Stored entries
"""

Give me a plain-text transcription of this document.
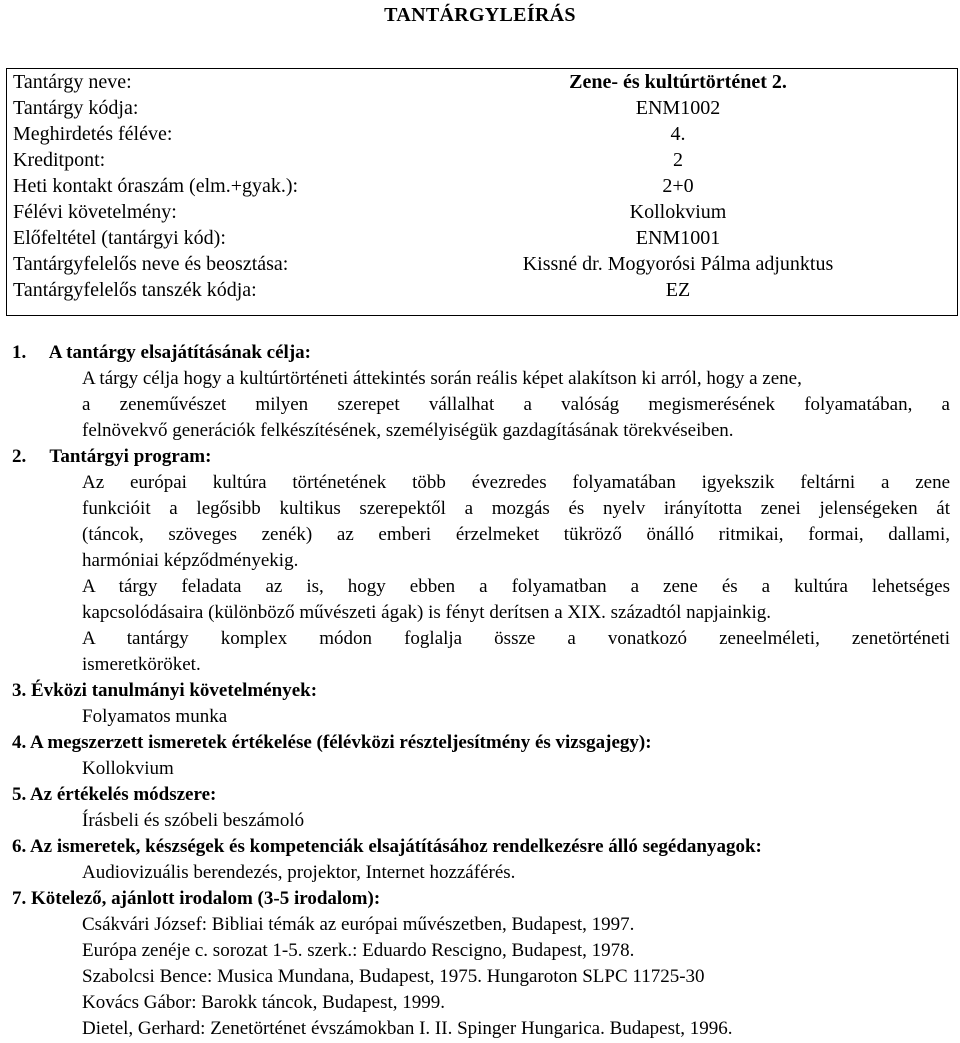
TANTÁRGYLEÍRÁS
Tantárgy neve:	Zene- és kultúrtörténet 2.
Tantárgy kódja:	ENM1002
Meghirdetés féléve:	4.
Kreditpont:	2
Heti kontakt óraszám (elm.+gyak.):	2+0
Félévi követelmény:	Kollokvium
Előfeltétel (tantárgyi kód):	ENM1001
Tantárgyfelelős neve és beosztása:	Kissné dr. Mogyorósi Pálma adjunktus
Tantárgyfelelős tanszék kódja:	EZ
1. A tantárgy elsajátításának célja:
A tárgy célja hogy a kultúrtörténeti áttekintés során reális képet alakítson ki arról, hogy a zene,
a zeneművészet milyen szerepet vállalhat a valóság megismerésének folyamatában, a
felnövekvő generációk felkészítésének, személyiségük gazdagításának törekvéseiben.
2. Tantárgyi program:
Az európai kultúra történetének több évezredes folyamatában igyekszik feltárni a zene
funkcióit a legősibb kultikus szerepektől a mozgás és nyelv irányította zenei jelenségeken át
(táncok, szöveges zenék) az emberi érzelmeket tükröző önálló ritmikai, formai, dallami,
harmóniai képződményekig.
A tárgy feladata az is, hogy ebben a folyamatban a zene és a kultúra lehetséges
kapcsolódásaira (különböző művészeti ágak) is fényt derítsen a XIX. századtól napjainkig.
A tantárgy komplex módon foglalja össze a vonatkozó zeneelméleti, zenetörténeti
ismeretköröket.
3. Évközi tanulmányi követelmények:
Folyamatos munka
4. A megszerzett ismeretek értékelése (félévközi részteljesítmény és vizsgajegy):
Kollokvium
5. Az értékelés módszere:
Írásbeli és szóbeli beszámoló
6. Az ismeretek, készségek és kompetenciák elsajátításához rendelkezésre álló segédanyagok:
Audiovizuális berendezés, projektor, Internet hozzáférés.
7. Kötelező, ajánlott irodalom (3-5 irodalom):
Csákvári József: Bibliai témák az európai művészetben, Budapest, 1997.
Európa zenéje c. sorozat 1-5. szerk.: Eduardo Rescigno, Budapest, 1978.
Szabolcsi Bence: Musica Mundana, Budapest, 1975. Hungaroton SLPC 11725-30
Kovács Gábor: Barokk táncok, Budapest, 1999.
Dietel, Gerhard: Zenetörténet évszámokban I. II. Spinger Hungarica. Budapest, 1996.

"""

Objective: Search the entries for the word "kultúra" and copy every line that has it.

Reply:
Az európai kultúra történetének több évezredes folyamatában igyekszik feltárni a zene
A tárgy feladata az is, hogy ebben a folyamatban a zene és a kultúra lehetséges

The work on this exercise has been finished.